Requirement. Go through the records underneath and write each one out again exactly.

Given information.
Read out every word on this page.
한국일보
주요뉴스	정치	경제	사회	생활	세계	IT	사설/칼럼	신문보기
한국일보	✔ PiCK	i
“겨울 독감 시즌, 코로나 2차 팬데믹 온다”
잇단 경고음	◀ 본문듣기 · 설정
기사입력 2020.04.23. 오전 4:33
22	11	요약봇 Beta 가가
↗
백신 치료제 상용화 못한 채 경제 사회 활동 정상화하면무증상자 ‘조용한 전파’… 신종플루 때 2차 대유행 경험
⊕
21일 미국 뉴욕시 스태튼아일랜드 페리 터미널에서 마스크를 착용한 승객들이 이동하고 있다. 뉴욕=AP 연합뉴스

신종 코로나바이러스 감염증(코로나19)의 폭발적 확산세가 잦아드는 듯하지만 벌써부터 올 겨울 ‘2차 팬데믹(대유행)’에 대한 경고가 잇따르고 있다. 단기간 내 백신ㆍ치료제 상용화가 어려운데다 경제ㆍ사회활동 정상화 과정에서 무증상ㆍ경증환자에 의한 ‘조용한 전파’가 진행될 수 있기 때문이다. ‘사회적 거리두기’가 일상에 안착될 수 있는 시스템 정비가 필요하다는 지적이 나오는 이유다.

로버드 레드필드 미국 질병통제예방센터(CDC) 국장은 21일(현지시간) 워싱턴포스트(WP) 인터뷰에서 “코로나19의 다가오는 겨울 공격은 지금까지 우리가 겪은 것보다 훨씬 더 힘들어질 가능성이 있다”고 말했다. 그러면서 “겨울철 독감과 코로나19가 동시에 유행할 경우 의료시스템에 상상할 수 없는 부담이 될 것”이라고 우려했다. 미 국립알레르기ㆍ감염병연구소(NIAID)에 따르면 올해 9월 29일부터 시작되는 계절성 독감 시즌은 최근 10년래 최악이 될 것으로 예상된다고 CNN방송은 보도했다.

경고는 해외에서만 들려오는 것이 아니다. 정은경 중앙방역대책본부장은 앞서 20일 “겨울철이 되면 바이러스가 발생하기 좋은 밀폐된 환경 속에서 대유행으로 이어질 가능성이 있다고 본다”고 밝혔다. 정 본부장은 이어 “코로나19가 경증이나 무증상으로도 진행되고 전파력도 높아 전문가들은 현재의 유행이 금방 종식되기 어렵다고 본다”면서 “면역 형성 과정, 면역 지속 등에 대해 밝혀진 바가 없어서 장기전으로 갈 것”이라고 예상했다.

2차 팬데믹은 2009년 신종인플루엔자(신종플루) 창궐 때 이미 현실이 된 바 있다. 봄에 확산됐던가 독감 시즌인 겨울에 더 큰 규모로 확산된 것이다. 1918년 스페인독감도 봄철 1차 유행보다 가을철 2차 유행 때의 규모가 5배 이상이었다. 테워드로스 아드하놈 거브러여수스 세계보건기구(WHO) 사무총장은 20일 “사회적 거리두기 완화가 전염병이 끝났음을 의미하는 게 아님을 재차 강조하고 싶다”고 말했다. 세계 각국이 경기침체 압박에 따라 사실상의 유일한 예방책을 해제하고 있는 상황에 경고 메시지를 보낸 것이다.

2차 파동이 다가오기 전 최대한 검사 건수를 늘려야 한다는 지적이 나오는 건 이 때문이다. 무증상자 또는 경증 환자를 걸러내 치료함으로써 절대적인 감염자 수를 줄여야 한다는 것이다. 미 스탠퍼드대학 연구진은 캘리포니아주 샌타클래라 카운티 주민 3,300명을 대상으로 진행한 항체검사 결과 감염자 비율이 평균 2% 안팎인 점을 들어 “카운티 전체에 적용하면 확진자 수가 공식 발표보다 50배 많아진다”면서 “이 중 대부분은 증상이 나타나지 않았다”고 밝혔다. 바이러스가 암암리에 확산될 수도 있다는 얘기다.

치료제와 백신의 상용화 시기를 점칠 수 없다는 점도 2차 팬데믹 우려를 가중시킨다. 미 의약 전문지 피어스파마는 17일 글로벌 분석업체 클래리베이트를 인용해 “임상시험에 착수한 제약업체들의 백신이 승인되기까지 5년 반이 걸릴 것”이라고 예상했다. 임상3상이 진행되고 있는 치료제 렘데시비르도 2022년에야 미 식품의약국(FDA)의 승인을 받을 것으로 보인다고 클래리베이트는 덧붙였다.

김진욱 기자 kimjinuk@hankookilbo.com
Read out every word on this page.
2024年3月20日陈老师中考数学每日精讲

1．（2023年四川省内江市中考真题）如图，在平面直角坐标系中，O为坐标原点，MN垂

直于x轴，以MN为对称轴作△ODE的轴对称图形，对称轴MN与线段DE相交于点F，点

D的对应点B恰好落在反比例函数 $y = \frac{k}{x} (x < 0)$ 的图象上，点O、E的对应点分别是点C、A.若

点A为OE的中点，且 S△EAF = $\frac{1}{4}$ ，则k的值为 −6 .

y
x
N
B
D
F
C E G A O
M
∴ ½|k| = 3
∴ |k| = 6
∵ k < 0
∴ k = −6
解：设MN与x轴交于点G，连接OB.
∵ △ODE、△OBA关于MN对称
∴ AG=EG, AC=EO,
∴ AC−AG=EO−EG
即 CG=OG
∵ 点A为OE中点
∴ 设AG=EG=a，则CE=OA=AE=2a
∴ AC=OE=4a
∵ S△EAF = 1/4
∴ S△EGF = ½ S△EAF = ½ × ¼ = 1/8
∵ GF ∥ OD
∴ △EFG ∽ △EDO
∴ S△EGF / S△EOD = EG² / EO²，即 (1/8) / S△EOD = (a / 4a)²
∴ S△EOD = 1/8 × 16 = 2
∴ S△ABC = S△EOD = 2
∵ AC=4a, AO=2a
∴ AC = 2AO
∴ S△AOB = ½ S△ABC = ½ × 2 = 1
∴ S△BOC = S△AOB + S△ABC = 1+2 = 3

Expected answer.
Read out every word on this page.
한국일보
주요뉴스	정치	경제	사회	생활	세계	IT	사설/칼럼	신문보기
한국일보	✔ PiCK	i
“겨울 독감 시즌, 코로나 2차 팬데믹 온다”
잇단 경고음	◀ 본문듣기 · 설정
기사입력 2020.04.23. 오전 4:33
22	11	요약봇 Beta 가가
↗
백신 치료제 상용화 못한 채 경제 사회 활동 정상화하면무증상자 ‘조용한 전파’… 신종플루 때 2차 대유행 경험
⊕
21일 미국 뉴욕시 스태튼아일랜드 페리 터미널에서 마스크를 착용한 승객들이 이동하고 있다. 뉴욕=AP 연합뉴스

신종 코로나바이러스 감염증(코로나19)의 폭발적 확산세가 잦아드는 듯하지만 벌써부터 올 겨울 ‘2차 팬데믹(대유행)’에 대한 경고가 잇따르고 있다. 단기간 내 백신ㆍ치료제 상용화가 어려운데다 경제ㆍ사회활동 정상화 과정에서 무증상ㆍ경증환자에 의한 ‘조용한 전파’가 진행될 수 있기 때문이다. ‘사회적 거리두기’가 일상에 안착될 수 있는 시스템 정비가 필요하다는 지적이 나오는 이유다.

로버드 레드필드 미국 질병통제예방센터(CDC) 국장은 21일(현지시간) 워싱턴포스트(WP) 인터뷰에서 “코로나19의 다가오는 겨울 공격은 지금까지 우리가 겪은 것보다 훨씬 더 힘들어질 가능성이 있다”고 말했다. 그러면서 “겨울철 독감과 코로나19가 동시에 유행할 경우 의료시스템에 상상할 수 없는 부담이 될 것”이라고 우려했다. 미 국립알레르기ㆍ감염병연구소(NIAID)에 따르면 올해 9월 29일부터 시작되는 계절성 독감 시즌은 최근 10년래 최악이 될 것으로 예상된다고 CNN방송은 보도했다.

경고는 해외에서만 들려오는 것이 아니다. 정은경 중앙방역대책본부장은 앞서 20일 “겨울철이 되면 바이러스가 발생하기 좋은 밀폐된 환경 속에서 대유행으로 이어질 가능성이 있다고 본다”고 밝혔다. 정 본부장은 이어 “코로나19가 경증이나 무증상으로도 진행되고 전파력도 높아 전문가들은 현재의 유행이 금방 종식되기 어렵다고 본다”면서 “면역 형성 과정, 면역 지속 등에 대해 밝혀진 바가 없어서 장기전으로 갈 것”이라고 예상했다.

2차 팬데믹은 2009년 신종인플루엔자(신종플루) 창궐 때 이미 현실이 된 바 있다. 봄에 확산됐던가 독감 시즌인 겨울에 더 큰 규모로 확산된 것이다. 1918년 스페인독감도 봄철 1차 유행보다 가을철 2차 유행 때의 규모가 5배 이상이었다. 테워드로스 아드하놈 거브러여수스 세계보건기구(WHO) 사무총장은 20일 “사회적 거리두기 완화가 전염병이 끝났음을 의미하는 게 아님을 재차 강조하고 싶다”고 말했다. 세계 각국이 경기침체 압박에 따라 사실상의 유일한 예방책을 해제하고 있는 상황에 경고 메시지를 보낸 것이다.

2차 파동이 다가오기 전 최대한 검사 건수를 늘려야 한다는 지적이 나오는 건 이 때문이다. 무증상자 또는 경증 환자를 걸러내 치료함으로써 절대적인 감염자 수를 줄여야 한다는 것이다. 미 스탠퍼드대학 연구진은 캘리포니아주 샌타클래라 카운티 주민 3,300명을 대상으로 진행한 항체검사 결과 감염자 비율이 평균 2% 안팎인 점을 들어 “카운티 전체에 적용하면 확진자 수가 공식 발표보다 50배 많아진다”면서 “이 중 대부분은 증상이 나타나지 않았다”고 밝혔다. 바이러스가 암암리에 확산될 수도 있다는 얘기다.

치료제와 백신의 상용화 시기를 점칠 수 없다는 점도 2차 팬데믹 우려를 가중시킨다. 미 의약 전문지 피어스파마는 17일 글로벌 분석업체 클래리베이트를 인용해 “임상시험에 착수한 제약업체들의 백신이 승인되기까지 5년 반이 걸릴 것”이라고 예상했다. 임상3상이 진행되고 있는 치료제 렘데시비르도 2022년에야 미 식품의약국(FDA)의 승인을 받을 것으로 보인다고 클래리베이트는 덧붙였다.

김진욱 기자 kimjinuk@hankookilbo.com
Read out every word on this page.
2024年3月20日陈老师中考数学每日精讲

1．（2023年四川省内江市中考真题）如图，在平面直角坐标系中，O为坐标原点，MN垂

直于x轴，以MN为对称轴作△ODE的轴对称图形，对称轴MN与线段DE相交于点F，点

D的对应点B恰好落在反比例函数 $y = \frac{k}{x} (x < 0)$ 的图象上，点O、E的对应点分别是点C、A.若

点A为OE的中点，且 S△EAF = $\frac{1}{4}$ ，则k的值为 −6 .

y
x
N
B
D
F
C E G A O
M
∴ ½|k| = 3
∴ |k| = 6
∵ k < 0
∴ k = −6
解：设MN与x轴交于点G，连接OB.
∵ △ODE、△OBA关于MN对称
∴ AG=EG, AC=EO,
∴ AC−AG=EO−EG
即 CG=OG
∵ 点A为OE中点
∴ 设AG=EG=a，则CE=OA=AE=2a
∴ AC=OE=4a
∵ S△EAF = 1/4
∴ S△EGF = ½ S△EAF = ½ × ¼ = 1/8
∵ GF ∥ OD
∴ △EFG ∽ △EDO
∴ S△EGF / S△EOD = EG² / EO²，即 (1/8) / S△EOD = (a / 4a)²
∴ S△EOD = 1/8 × 16 = 2
∴ S△ABC = S△EOD = 2
∵ AC=4a, AO=2a
∴ AC = 2AO
∴ S△AOB = ½ S△ABC = ½ × 2 = 1
∴ S△BOC = S△AOB + S△ABC = 1+2 = 3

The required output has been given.